* Listed records *
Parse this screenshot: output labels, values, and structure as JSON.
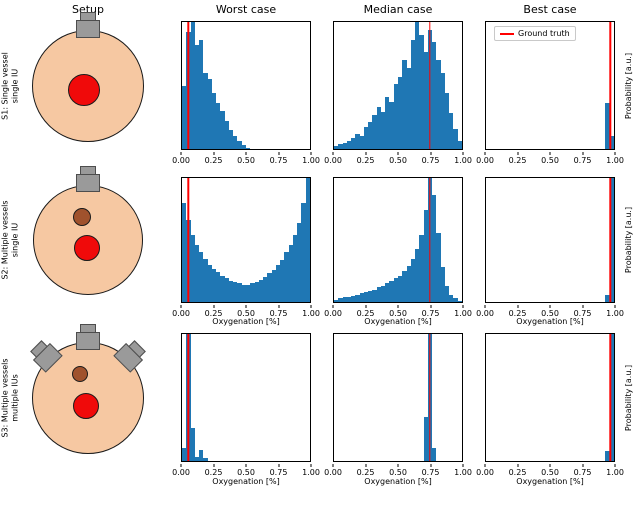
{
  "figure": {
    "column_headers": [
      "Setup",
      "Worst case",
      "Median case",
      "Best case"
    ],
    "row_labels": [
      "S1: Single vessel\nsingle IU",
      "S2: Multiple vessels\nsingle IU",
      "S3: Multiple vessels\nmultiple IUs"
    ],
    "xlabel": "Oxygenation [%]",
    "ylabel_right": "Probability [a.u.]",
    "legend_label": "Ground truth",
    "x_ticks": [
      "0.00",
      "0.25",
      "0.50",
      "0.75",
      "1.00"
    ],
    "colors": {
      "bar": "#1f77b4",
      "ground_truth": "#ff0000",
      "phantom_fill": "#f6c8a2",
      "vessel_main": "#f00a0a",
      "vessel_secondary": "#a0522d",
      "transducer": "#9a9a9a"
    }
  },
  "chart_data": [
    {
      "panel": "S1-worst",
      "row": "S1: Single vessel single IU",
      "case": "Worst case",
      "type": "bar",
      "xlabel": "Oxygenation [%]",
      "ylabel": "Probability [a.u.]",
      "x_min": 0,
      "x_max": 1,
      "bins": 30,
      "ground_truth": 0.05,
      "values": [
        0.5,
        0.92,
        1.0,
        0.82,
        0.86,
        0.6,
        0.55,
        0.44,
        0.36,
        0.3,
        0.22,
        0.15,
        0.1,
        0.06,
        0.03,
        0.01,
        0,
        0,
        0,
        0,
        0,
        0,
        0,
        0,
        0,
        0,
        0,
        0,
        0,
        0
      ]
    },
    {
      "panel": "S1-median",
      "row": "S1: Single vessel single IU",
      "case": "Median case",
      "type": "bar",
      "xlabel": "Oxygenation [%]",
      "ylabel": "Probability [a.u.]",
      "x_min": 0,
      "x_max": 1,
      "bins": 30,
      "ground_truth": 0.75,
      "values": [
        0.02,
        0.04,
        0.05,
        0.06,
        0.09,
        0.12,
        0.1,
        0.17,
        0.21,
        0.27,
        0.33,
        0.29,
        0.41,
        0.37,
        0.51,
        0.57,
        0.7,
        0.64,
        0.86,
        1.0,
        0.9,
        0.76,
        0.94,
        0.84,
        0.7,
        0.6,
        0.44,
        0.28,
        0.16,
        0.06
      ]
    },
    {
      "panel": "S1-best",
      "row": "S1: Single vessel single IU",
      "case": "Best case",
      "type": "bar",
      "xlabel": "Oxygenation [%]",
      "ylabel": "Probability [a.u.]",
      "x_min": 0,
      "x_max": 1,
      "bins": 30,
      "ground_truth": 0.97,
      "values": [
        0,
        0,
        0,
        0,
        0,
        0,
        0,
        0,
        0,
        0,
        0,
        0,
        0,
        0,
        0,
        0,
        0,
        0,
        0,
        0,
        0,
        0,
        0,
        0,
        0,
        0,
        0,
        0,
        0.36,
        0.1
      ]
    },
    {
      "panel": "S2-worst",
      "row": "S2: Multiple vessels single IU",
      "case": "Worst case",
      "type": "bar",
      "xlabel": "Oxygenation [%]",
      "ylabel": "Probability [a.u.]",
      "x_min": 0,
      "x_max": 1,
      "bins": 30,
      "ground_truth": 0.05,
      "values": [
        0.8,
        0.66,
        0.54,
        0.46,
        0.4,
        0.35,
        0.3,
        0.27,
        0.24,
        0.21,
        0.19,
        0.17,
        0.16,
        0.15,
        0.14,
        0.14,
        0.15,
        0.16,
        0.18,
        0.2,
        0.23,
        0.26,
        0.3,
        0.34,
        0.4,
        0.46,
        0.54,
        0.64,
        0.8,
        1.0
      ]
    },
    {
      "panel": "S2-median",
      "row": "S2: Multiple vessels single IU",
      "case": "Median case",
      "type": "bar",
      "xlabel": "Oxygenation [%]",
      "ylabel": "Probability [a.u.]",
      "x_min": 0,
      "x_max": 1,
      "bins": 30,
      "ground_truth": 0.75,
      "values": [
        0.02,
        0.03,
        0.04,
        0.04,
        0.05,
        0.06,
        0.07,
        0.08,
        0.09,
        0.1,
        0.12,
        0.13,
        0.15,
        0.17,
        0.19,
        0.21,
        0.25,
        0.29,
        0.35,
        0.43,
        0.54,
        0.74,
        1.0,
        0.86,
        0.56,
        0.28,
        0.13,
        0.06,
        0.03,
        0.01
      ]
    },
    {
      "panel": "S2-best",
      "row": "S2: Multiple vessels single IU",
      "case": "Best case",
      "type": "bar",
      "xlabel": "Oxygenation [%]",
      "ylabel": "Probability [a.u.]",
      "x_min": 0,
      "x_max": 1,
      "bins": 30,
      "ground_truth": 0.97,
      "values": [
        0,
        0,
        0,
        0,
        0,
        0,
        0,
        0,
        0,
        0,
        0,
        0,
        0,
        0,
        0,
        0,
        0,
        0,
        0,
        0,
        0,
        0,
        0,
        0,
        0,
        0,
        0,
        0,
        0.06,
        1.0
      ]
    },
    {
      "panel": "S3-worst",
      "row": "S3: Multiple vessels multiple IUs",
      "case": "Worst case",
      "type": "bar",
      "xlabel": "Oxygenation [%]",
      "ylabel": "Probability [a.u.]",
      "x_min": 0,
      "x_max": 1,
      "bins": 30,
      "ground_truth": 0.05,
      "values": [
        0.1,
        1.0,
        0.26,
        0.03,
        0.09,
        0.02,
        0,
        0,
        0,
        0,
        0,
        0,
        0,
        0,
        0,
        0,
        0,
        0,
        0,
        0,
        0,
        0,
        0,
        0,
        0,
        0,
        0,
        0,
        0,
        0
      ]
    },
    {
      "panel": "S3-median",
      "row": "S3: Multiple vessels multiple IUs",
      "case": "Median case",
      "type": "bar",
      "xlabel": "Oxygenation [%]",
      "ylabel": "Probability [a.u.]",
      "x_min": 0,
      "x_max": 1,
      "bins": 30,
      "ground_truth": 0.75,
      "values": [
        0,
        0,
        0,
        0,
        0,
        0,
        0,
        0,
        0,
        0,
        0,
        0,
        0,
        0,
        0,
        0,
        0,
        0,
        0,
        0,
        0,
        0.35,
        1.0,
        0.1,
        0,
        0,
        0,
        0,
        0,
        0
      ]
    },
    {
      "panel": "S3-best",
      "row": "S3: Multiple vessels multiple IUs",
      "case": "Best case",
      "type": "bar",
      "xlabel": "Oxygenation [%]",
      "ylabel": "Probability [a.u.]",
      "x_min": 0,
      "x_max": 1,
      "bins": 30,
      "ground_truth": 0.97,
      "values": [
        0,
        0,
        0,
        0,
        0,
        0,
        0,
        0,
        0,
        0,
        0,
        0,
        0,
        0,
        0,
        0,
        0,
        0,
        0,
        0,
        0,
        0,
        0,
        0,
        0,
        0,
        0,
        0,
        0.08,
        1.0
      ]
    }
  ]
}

* Exercise instructions *
Without the pictures, print the records in full, exactly as they appear.

* Output below *
Parse this screenshot: output labels, values, and structure as JSON.
{
  "figure": {
    "column_headers": [
      "Setup",
      "Worst case",
      "Median case",
      "Best case"
    ],
    "row_labels": [
      "S1: Single vessel\nsingle IU",
      "S2: Multiple vessels\nsingle IU",
      "S3: Multiple vessels\nmultiple IUs"
    ],
    "xlabel": "Oxygenation [%]",
    "ylabel_right": "Probability [a.u.]",
    "legend_label": "Ground truth",
    "x_ticks": [
      "0.00",
      "0.25",
      "0.50",
      "0.75",
      "1.00"
    ],
    "colors": {
      "bar": "#1f77b4",
      "ground_truth": "#ff0000",
      "phantom_fill": "#f6c8a2",
      "vessel_main": "#f00a0a",
      "vessel_secondary": "#a0522d",
      "transducer": "#9a9a9a"
    }
  },
  "chart_data": [
    {
      "panel": "S1-worst",
      "row": "S1: Single vessel single IU",
      "case": "Worst case",
      "type": "bar",
      "xlabel": "Oxygenation [%]",
      "ylabel": "Probability [a.u.]",
      "x_min": 0,
      "x_max": 1,
      "bins": 30,
      "ground_truth": 0.05,
      "values": [
        0.5,
        0.92,
        1.0,
        0.82,
        0.86,
        0.6,
        0.55,
        0.44,
        0.36,
        0.3,
        0.22,
        0.15,
        0.1,
        0.06,
        0.03,
        0.01,
        0,
        0,
        0,
        0,
        0,
        0,
        0,
        0,
        0,
        0,
        0,
        0,
        0,
        0
      ]
    },
    {
      "panel": "S1-median",
      "row": "S1: Single vessel single IU",
      "case": "Median case",
      "type": "bar",
      "xlabel": "Oxygenation [%]",
      "ylabel": "Probability [a.u.]",
      "x_min": 0,
      "x_max": 1,
      "bins": 30,
      "ground_truth": 0.75,
      "values": [
        0.02,
        0.04,
        0.05,
        0.06,
        0.09,
        0.12,
        0.1,
        0.17,
        0.21,
        0.27,
        0.33,
        0.29,
        0.41,
        0.37,
        0.51,
        0.57,
        0.7,
        0.64,
        0.86,
        1.0,
        0.9,
        0.76,
        0.94,
        0.84,
        0.7,
        0.6,
        0.44,
        0.28,
        0.16,
        0.06
      ]
    },
    {
      "panel": "S1-best",
      "row": "S1: Single vessel single IU",
      "case": "Best case",
      "type": "bar",
      "xlabel": "Oxygenation [%]",
      "ylabel": "Probability [a.u.]",
      "x_min": 0,
      "x_max": 1,
      "bins": 30,
      "ground_truth": 0.97,
      "values": [
        0,
        0,
        0,
        0,
        0,
        0,
        0,
        0,
        0,
        0,
        0,
        0,
        0,
        0,
        0,
        0,
        0,
        0,
        0,
        0,
        0,
        0,
        0,
        0,
        0,
        0,
        0,
        0,
        0.36,
        0.1
      ]
    },
    {
      "panel": "S2-worst",
      "row": "S2: Multiple vessels single IU",
      "case": "Worst case",
      "type": "bar",
      "xlabel": "Oxygenation [%]",
      "ylabel": "Probability [a.u.]",
      "x_min": 0,
      "x_max": 1,
      "bins": 30,
      "ground_truth": 0.05,
      "values": [
        0.8,
        0.66,
        0.54,
        0.46,
        0.4,
        0.35,
        0.3,
        0.27,
        0.24,
        0.21,
        0.19,
        0.17,
        0.16,
        0.15,
        0.14,
        0.14,
        0.15,
        0.16,
        0.18,
        0.2,
        0.23,
        0.26,
        0.3,
        0.34,
        0.4,
        0.46,
        0.54,
        0.64,
        0.8,
        1.0
      ]
    },
    {
      "panel": "S2-median",
      "row": "S2: Multiple vessels single IU",
      "case": "Median case",
      "type": "bar",
      "xlabel": "Oxygenation [%]",
      "ylabel": "Probability [a.u.]",
      "x_min": 0,
      "x_max": 1,
      "bins": 30,
      "ground_truth": 0.75,
      "values": [
        0.02,
        0.03,
        0.04,
        0.04,
        0.05,
        0.06,
        0.07,
        0.08,
        0.09,
        0.1,
        0.12,
        0.13,
        0.15,
        0.17,
        0.19,
        0.21,
        0.25,
        0.29,
        0.35,
        0.43,
        0.54,
        0.74,
        1.0,
        0.86,
        0.56,
        0.28,
        0.13,
        0.06,
        0.03,
        0.01
      ]
    },
    {
      "panel": "S2-best",
      "row": "S2: Multiple vessels single IU",
      "case": "Best case",
      "type": "bar",
      "xlabel": "Oxygenation [%]",
      "ylabel": "Probability [a.u.]",
      "x_min": 0,
      "x_max": 1,
      "bins": 30,
      "ground_truth": 0.97,
      "values": [
        0,
        0,
        0,
        0,
        0,
        0,
        0,
        0,
        0,
        0,
        0,
        0,
        0,
        0,
        0,
        0,
        0,
        0,
        0,
        0,
        0,
        0,
        0,
        0,
        0,
        0,
        0,
        0,
        0.06,
        1.0
      ]
    },
    {
      "panel": "S3-worst",
      "row": "S3: Multiple vessels multiple IUs",
      "case": "Worst case",
      "type": "bar",
      "xlabel": "Oxygenation [%]",
      "ylabel": "Probability [a.u.]",
      "x_min": 0,
      "x_max": 1,
      "bins": 30,
      "ground_truth": 0.05,
      "values": [
        0.1,
        1.0,
        0.26,
        0.03,
        0.09,
        0.02,
        0,
        0,
        0,
        0,
        0,
        0,
        0,
        0,
        0,
        0,
        0,
        0,
        0,
        0,
        0,
        0,
        0,
        0,
        0,
        0,
        0,
        0,
        0,
        0
      ]
    },
    {
      "panel": "S3-median",
      "row": "S3: Multiple vessels multiple IUs",
      "case": "Median case",
      "type": "bar",
      "xlabel": "Oxygenation [%]",
      "ylabel": "Probability [a.u.]",
      "x_min": 0,
      "x_max": 1,
      "bins": 30,
      "ground_truth": 0.75,
      "values": [
        0,
        0,
        0,
        0,
        0,
        0,
        0,
        0,
        0,
        0,
        0,
        0,
        0,
        0,
        0,
        0,
        0,
        0,
        0,
        0,
        0,
        0.35,
        1.0,
        0.1,
        0,
        0,
        0,
        0,
        0,
        0
      ]
    },
    {
      "panel": "S3-best",
      "row": "S3: Multiple vessels multiple IUs",
      "case": "Best case",
      "type": "bar",
      "xlabel": "Oxygenation [%]",
      "ylabel": "Probability [a.u.]",
      "x_min": 0,
      "x_max": 1,
      "bins": 30,
      "ground_truth": 0.97,
      "values": [
        0,
        0,
        0,
        0,
        0,
        0,
        0,
        0,
        0,
        0,
        0,
        0,
        0,
        0,
        0,
        0,
        0,
        0,
        0,
        0,
        0,
        0,
        0,
        0,
        0,
        0,
        0,
        0,
        0.08,
        1.0
      ]
    }
  ]
}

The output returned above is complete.